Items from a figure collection

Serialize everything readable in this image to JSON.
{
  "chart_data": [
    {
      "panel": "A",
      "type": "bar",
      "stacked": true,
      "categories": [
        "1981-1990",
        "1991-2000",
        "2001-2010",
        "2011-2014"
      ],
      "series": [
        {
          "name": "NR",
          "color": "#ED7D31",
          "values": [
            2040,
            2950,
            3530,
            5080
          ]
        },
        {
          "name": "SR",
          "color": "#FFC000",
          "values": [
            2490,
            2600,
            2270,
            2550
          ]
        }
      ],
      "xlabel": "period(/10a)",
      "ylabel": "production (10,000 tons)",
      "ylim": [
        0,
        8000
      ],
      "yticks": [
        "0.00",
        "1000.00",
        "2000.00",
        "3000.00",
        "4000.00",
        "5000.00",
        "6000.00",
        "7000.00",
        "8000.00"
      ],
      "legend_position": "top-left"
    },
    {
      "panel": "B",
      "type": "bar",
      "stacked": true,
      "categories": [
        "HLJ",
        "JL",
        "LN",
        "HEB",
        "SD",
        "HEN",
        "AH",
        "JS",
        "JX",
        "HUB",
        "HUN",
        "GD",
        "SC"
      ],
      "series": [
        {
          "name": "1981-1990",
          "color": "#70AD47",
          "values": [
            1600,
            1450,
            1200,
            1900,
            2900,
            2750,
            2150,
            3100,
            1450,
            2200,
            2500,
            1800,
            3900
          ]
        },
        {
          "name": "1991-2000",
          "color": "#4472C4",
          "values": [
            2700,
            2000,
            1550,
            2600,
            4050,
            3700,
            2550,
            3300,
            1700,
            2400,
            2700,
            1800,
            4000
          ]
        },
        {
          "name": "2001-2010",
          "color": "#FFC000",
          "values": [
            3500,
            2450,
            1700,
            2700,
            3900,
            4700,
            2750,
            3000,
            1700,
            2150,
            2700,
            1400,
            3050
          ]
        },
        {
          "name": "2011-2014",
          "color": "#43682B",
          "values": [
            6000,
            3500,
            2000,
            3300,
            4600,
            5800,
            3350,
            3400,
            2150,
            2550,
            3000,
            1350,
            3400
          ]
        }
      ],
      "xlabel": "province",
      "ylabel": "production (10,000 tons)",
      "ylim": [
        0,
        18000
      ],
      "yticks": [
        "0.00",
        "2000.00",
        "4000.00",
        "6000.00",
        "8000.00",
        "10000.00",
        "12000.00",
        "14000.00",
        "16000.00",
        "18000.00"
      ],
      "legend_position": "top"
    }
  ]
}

## Written problem:
Exactly reproduce every line found in the records.

## Complete response:
Serialize everything readable in this image to JSON.
{
  "chart_data": [
    {
      "panel": "A",
      "type": "bar",
      "stacked": true,
      "categories": [
        "1981-1990",
        "1991-2000",
        "2001-2010",
        "2011-2014"
      ],
      "series": [
        {
          "name": "NR",
          "color": "#ED7D31",
          "values": [
            2040,
            2950,
            3530,
            5080
          ]
        },
        {
          "name": "SR",
          "color": "#FFC000",
          "values": [
            2490,
            2600,
            2270,
            2550
          ]
        }
      ],
      "xlabel": "period(/10a)",
      "ylabel": "production (10,000 tons)",
      "ylim": [
        0,
        8000
      ],
      "yticks": [
        "0.00",
        "1000.00",
        "2000.00",
        "3000.00",
        "4000.00",
        "5000.00",
        "6000.00",
        "7000.00",
        "8000.00"
      ],
      "legend_position": "top-left"
    },
    {
      "panel": "B",
      "type": "bar",
      "stacked": true,
      "categories": [
        "HLJ",
        "JL",
        "LN",
        "HEB",
        "SD",
        "HEN",
        "AH",
        "JS",
        "JX",
        "HUB",
        "HUN",
        "GD",
        "SC"
      ],
      "series": [
        {
          "name": "1981-1990",
          "color": "#70AD47",
          "values": [
            1600,
            1450,
            1200,
            1900,
            2900,
            2750,
            2150,
            3100,
            1450,
            2200,
            2500,
            1800,
            3900
          ]
        },
        {
          "name": "1991-2000",
          "color": "#4472C4",
          "values": [
            2700,
            2000,
            1550,
            2600,
            4050,
            3700,
            2550,
            3300,
            1700,
            2400,
            2700,
            1800,
            4000
          ]
        },
        {
          "name": "2001-2010",
          "color": "#FFC000",
          "values": [
            3500,
            2450,
            1700,
            2700,
            3900,
            4700,
            2750,
            3000,
            1700,
            2150,
            2700,
            1400,
            3050
          ]
        },
        {
          "name": "2011-2014",
          "color": "#43682B",
          "values": [
            6000,
            3500,
            2000,
            3300,
            4600,
            5800,
            3350,
            3400,
            2150,
            2550,
            3000,
            1350,
            3400
          ]
        }
      ],
      "xlabel": "province",
      "ylabel": "production (10,000 tons)",
      "ylim": [
        0,
        18000
      ],
      "yticks": [
        "0.00",
        "2000.00",
        "4000.00",
        "6000.00",
        "8000.00",
        "10000.00",
        "12000.00",
        "14000.00",
        "16000.00",
        "18000.00"
      ],
      "legend_position": "top"
    }
  ]
}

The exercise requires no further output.